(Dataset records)
[start]
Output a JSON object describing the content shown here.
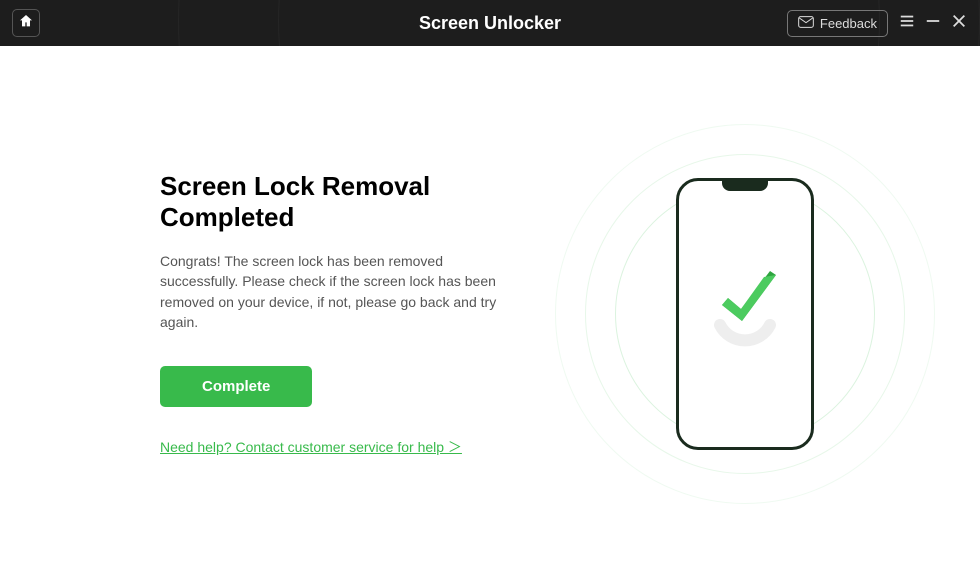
{
  "header": {
    "title": "Screen Unlocker",
    "feedback_label": "Feedback"
  },
  "main": {
    "heading": "Screen Lock Removal Completed",
    "description": "Congrats! The screen lock has been removed successfully. Please check if the screen lock has been removed on your device, if not, please go back and try again.",
    "complete_button": "Complete",
    "help_link": "Need help? Contact customer service for help ＞"
  },
  "colors": {
    "accent": "#38ba4b"
  }
}
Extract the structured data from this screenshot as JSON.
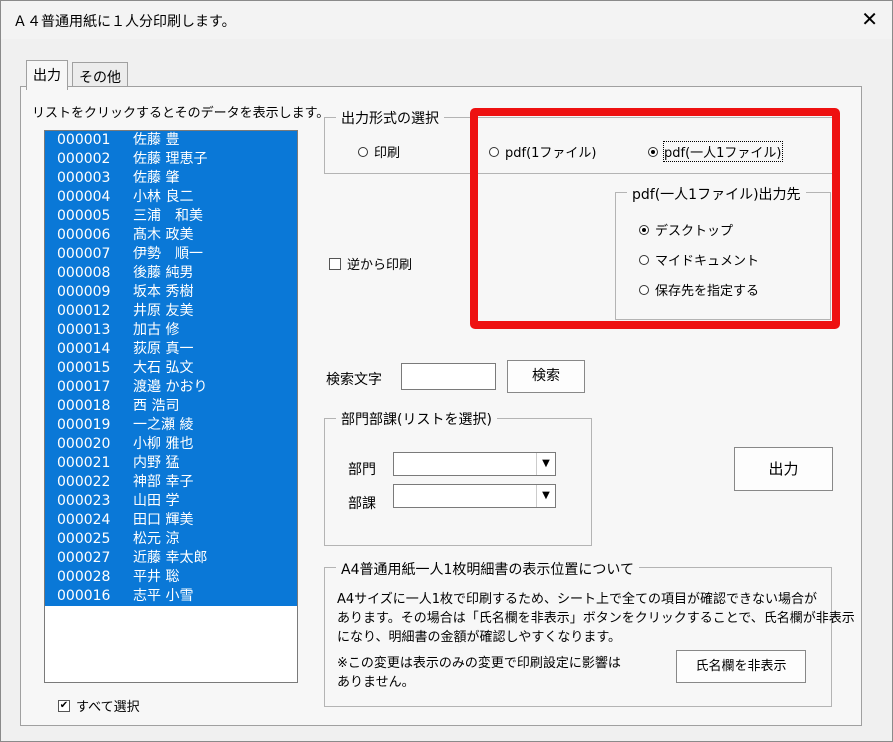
{
  "window": {
    "title": "Ａ４普通用紙に１人分印刷します。"
  },
  "tabs": [
    {
      "label": "出力"
    },
    {
      "label": "その他"
    }
  ],
  "list": {
    "hint": "リストをクリックするとそのデータを表示します。",
    "rows": [
      {
        "id": "000001",
        "name": "佐藤 豊"
      },
      {
        "id": "000002",
        "name": "佐藤 理恵子"
      },
      {
        "id": "000003",
        "name": "佐藤 肇"
      },
      {
        "id": "000004",
        "name": "小林 良二"
      },
      {
        "id": "000005",
        "name": "三浦　和美"
      },
      {
        "id": "000006",
        "name": "髙木 政美"
      },
      {
        "id": "000007",
        "name": "伊勢　順一"
      },
      {
        "id": "000008",
        "name": "後藤 純男"
      },
      {
        "id": "000009",
        "name": "坂本 秀樹"
      },
      {
        "id": "000012",
        "name": "井原 友美"
      },
      {
        "id": "000013",
        "name": "加古 修"
      },
      {
        "id": "000014",
        "name": "荻原 真一"
      },
      {
        "id": "000015",
        "name": "大石 弘文"
      },
      {
        "id": "000017",
        "name": "渡邉 かおり"
      },
      {
        "id": "000018",
        "name": "西 浩司"
      },
      {
        "id": "000019",
        "name": "一之瀬 綾"
      },
      {
        "id": "000020",
        "name": "小柳 雅也"
      },
      {
        "id": "000021",
        "name": "内野 猛"
      },
      {
        "id": "000022",
        "name": "神部 幸子"
      },
      {
        "id": "000023",
        "name": "山田 学"
      },
      {
        "id": "000024",
        "name": "田口 輝美"
      },
      {
        "id": "000025",
        "name": "松元 涼"
      },
      {
        "id": "000027",
        "name": "近藤 幸太郎"
      },
      {
        "id": "000028",
        "name": "平井 聡"
      },
      {
        "id": "000016",
        "name": "志平 小雪"
      }
    ],
    "select_all": {
      "label": "すべて選択",
      "checked": true
    }
  },
  "output_format": {
    "title": "出力形式の選択",
    "options": [
      {
        "label": "印刷",
        "selected": false
      },
      {
        "label": "pdf(1ファイル)",
        "selected": false
      },
      {
        "label": "pdf(一人1ファイル)",
        "selected": true
      }
    ]
  },
  "pdf_dest": {
    "title": "pdf(一人1ファイル)出力先",
    "options": [
      {
        "label": "デスクトップ",
        "selected": true
      },
      {
        "label": "マイドキュメント",
        "selected": false
      },
      {
        "label": "保存先を指定する",
        "selected": false
      }
    ]
  },
  "reverse_print": {
    "label": "逆から印刷",
    "checked": false
  },
  "search": {
    "label": "検索文字",
    "value": "",
    "button": "検索"
  },
  "dept": {
    "title": "部門部課(リストを選択)",
    "division_label": "部門",
    "division_value": "",
    "section_label": "部課",
    "section_value": ""
  },
  "output_button": "出力",
  "notice": {
    "title": "A4普通用紙一人1枚明細書の表示位置について",
    "line1": "A4サイズに一人1枚で印刷するため、シート上で全ての項目が確認できない場合が",
    "line2": "あります。その場合は「氏名欄を非表示」ボタンをクリックすることで、氏名欄が非表示",
    "line3": "になり、明細書の金額が確認しやすくなります。",
    "line4": "※この変更は表示のみの変更で印刷設定に影響は",
    "line5": "ありません。",
    "hide_button": "氏名欄を非表示"
  },
  "colors": {
    "selection": "#0a78d7",
    "highlight_border": "#e11111"
  }
}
[end]
◆ GOAL: Of the lines in this listing, how many contain "氏名欄を非表示"? Reply with the number and nothing more.

◆ RESULT FOR THIS TASK: 2